GIVEN PASSAGE —
•••

# Welding Tips



## Vol (Jul 5, 2009)

Ag.com with 10 tips that could help advance your welding skills.

Regards, Mike

http://www.agriculture.com/machinery/tools/welding/10-tips-that-c-advce-your-welding_245-ar29782


----------



## rjmoses (Apr 4, 2010)

Great tips! Thanks

Ralph


----------



## Mike120 (May 4, 2009)

Couple of points that are implied in the article but not said. On Spray Transfer, you can't get there with more than 20% CO2 with the Argon. The 10%/90% is a good compromise but at higher amps you need less CO2. You also need to be using .045 wire.

If you are going to MIG aluminum, save yourself A LOT of grief and invest in a spool gun. Yes, they are expensive, but aluminum wire is just like wet spaghetti and it doesn't push well no matter what kind of liner you have.

Don't buy cheap welding wire....Yes, you can weld with Horrible Freight wire, but you'll really see and feel the difference with decent stuff and it's not that much more. I prefer Lincoln or ESAB and use ER70-S6 most of the time. Blow out your liner on a regular basis, especially if you're using copper coated MIG wire.

Have good ventilation! Stainless steel is nasty to weld and metal fume fever is not a joke.

Use the 80/20 rule....spend 80% of your time preparing the metal and 20% welding and cleaning. If you reverse the ratio you'll likely end up with an ugly weld that won't stay stuck.


----------



## mlappin (Jun 25, 2009)

•••

RECORD EXCERPTS —
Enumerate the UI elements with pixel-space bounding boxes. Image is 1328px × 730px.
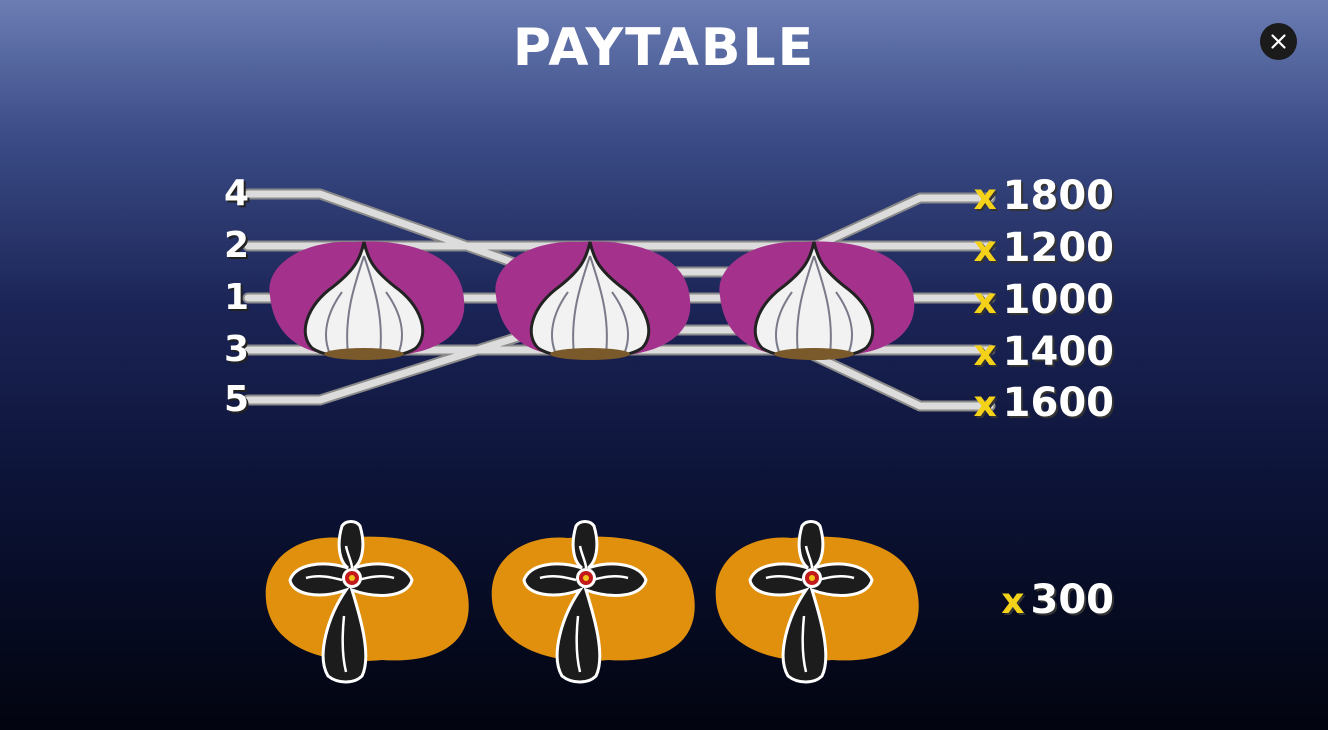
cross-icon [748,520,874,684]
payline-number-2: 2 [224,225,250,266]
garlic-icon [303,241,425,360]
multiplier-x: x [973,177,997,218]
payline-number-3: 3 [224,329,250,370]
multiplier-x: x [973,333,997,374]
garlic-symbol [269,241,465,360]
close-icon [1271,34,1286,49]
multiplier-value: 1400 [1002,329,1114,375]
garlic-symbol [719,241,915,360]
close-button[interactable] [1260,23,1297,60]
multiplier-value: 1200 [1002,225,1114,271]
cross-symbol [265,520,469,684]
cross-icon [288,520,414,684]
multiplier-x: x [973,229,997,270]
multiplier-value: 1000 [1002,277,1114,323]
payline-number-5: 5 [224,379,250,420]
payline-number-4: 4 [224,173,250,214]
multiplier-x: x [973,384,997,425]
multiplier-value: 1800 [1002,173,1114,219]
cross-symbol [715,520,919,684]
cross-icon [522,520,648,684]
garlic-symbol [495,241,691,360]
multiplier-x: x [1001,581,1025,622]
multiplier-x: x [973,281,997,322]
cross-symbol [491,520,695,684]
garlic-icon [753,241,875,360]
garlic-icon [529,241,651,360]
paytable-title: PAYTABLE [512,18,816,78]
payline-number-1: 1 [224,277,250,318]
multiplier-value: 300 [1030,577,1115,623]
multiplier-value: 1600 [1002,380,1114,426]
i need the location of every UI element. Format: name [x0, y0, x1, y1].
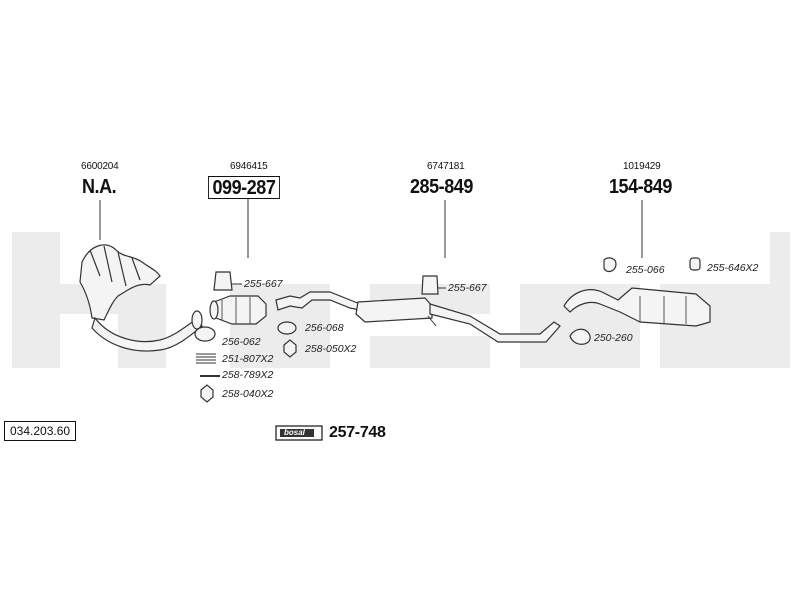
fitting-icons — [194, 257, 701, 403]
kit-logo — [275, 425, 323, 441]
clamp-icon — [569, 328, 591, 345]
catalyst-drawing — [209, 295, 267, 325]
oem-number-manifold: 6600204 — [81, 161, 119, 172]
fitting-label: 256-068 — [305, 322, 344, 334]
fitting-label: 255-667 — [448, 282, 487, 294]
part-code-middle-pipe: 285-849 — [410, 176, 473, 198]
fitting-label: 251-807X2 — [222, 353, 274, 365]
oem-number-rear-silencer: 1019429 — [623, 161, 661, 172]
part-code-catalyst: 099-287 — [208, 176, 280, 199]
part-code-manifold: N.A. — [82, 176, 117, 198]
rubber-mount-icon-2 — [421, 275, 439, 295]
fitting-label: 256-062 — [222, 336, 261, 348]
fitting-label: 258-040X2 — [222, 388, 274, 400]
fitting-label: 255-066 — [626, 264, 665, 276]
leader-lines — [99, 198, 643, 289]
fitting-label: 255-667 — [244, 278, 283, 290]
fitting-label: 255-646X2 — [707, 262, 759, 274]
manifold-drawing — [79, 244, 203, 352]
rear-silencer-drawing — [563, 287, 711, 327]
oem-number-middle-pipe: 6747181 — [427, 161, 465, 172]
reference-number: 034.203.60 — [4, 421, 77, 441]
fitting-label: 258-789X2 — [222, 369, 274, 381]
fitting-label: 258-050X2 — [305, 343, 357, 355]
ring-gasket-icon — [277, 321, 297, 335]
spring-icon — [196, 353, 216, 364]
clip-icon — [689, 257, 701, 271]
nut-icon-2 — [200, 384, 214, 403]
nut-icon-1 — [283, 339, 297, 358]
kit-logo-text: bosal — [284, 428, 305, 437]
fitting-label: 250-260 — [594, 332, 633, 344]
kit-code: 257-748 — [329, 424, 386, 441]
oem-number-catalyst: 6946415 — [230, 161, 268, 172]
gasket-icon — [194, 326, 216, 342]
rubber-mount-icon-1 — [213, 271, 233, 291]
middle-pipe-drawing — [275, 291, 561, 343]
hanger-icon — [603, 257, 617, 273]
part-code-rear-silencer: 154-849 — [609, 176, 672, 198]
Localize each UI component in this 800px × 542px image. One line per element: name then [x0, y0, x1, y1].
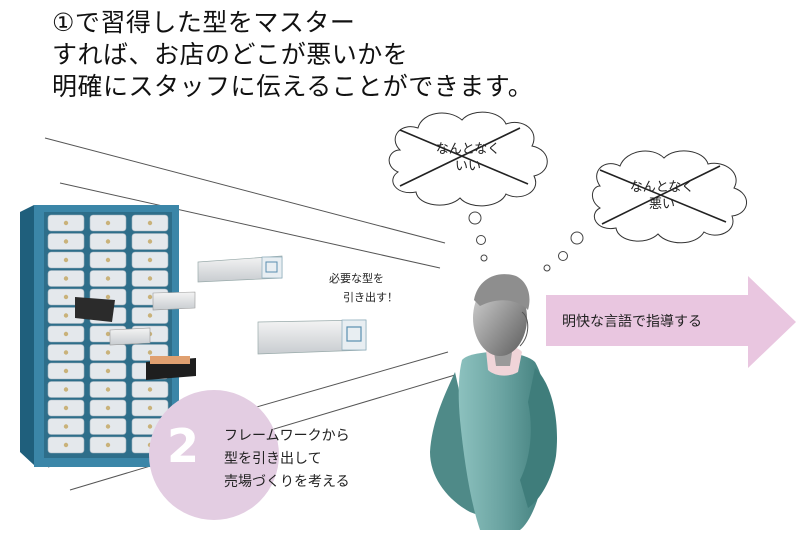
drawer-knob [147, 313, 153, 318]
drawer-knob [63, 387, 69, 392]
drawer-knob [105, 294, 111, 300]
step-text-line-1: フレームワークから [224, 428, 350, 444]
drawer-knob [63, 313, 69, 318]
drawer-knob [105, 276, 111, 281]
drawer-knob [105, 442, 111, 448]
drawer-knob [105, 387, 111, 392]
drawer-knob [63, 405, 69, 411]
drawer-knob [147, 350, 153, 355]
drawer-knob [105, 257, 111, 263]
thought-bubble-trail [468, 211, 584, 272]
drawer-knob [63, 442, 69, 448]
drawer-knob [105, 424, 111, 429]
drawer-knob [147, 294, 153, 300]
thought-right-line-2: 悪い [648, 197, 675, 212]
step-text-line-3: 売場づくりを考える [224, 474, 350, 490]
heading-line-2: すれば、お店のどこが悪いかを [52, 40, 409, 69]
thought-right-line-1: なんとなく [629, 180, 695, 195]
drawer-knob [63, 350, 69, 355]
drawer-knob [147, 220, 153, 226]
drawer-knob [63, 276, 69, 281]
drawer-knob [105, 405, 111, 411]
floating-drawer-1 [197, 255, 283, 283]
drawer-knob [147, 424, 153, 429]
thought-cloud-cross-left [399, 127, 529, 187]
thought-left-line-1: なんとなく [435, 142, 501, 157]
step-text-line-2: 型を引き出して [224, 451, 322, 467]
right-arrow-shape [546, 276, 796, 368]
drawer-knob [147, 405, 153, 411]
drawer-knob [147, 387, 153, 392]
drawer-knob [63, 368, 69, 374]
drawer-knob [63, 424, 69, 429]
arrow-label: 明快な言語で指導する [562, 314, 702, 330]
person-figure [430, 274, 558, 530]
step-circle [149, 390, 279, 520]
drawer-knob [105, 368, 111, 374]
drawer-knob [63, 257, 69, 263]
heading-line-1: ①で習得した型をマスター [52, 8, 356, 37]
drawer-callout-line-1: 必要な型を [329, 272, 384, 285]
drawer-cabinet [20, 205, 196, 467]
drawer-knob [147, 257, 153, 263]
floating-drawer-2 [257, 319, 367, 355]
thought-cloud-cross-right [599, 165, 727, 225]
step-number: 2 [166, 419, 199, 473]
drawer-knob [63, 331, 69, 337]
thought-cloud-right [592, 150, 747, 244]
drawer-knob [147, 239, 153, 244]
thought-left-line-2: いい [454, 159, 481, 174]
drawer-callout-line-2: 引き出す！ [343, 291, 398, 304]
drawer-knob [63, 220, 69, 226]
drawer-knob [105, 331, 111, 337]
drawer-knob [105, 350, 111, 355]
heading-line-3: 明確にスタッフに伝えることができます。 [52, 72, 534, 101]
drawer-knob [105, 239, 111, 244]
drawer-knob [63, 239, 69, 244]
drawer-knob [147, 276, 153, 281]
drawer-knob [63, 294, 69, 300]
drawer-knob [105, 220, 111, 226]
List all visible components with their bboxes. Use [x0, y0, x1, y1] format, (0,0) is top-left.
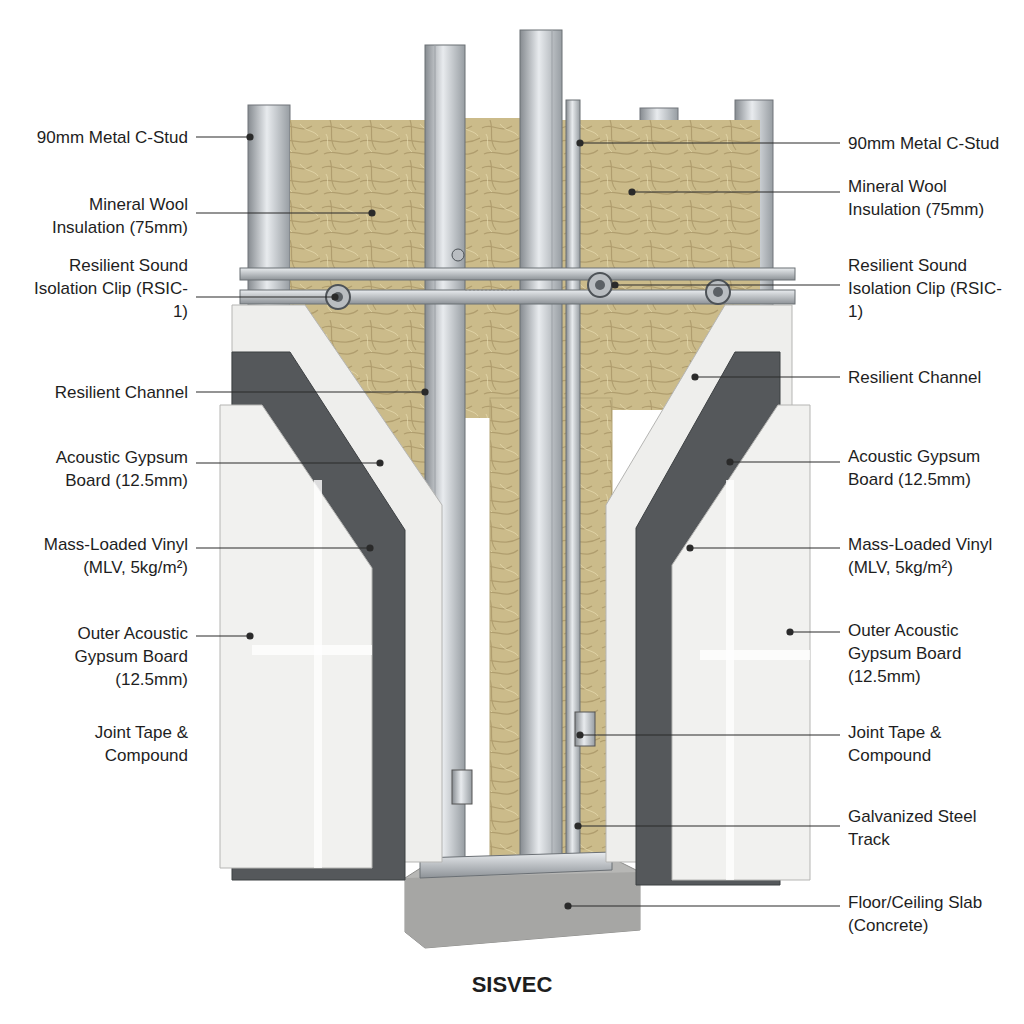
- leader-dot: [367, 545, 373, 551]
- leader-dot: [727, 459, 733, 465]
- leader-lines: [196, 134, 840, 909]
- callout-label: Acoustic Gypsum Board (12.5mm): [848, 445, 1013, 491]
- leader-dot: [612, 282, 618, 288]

•••

TO-DO LIST —
a: Answer these questions from the welding tips thread.
(i) What wire size does Mike120 say is needed for spray transfer?
(ii) Which two brands of welding wire does Mike120 prefer?
(iii) Under the 80/20 rule, what share of time goes to preparing the metal?
b: Continue the welding tips thread from the point where the text stops.
The rows above are separate material and have nothing to do with the welding tips thread.

RESPONSES PER TASK —
a:
(i) .045 wire
(ii) Lincoln or ESAB
(iii) 80%

b:
Mike120 said:


> Don't buy cheap welding wire....Yes, you can weld with Horrible Freight wire, but you'll really see and feel the difference with decent stuff and it's not that much more. I prefer Lincoln or ESAB and use ER70-S6 most of the time. Blow out your liner on a regular basis, especially if you're using copper coated MIG wire.


What's your thoughts on Prax airs brand of wire? When I was building the log splitter I bought a small roll of .045 for spray transfer. Without warning I would have porosity problems. Stop blow the bad out with the gouging tip on the plasma cutter and try again, might continue then would stop and weld fine for awhile. New steel, removed mill scale with a needle scaler, even started cleaning the metal with mineral spirits as I thought maybe somebody had gotten some grease or oil on it. Never found a definitive solution other than it would come and go randomly. Obviously can't be my welding skills or prep work so I finally blamed the wire.


----------



## hog987 (Apr 5, 2011)

We used to use *Lacquer Thinner on any metal that we needed to be perfectly clean. Usually when welding hydrulic cylinders or hydrulic combine reversers. could not have any porosity or we would have a leak when we pressure tested the weld. Also sometimes when using thick wire the welding tip and what not gets too hot and seems to leak out some of the sheilding gas so you get porosity, so just dont weld for long periods of time and let things cool of. Used to happen to me all the time when I was welding the rolls for roller mills together.*


----------



## NewBerlinBaler (May 30, 2011)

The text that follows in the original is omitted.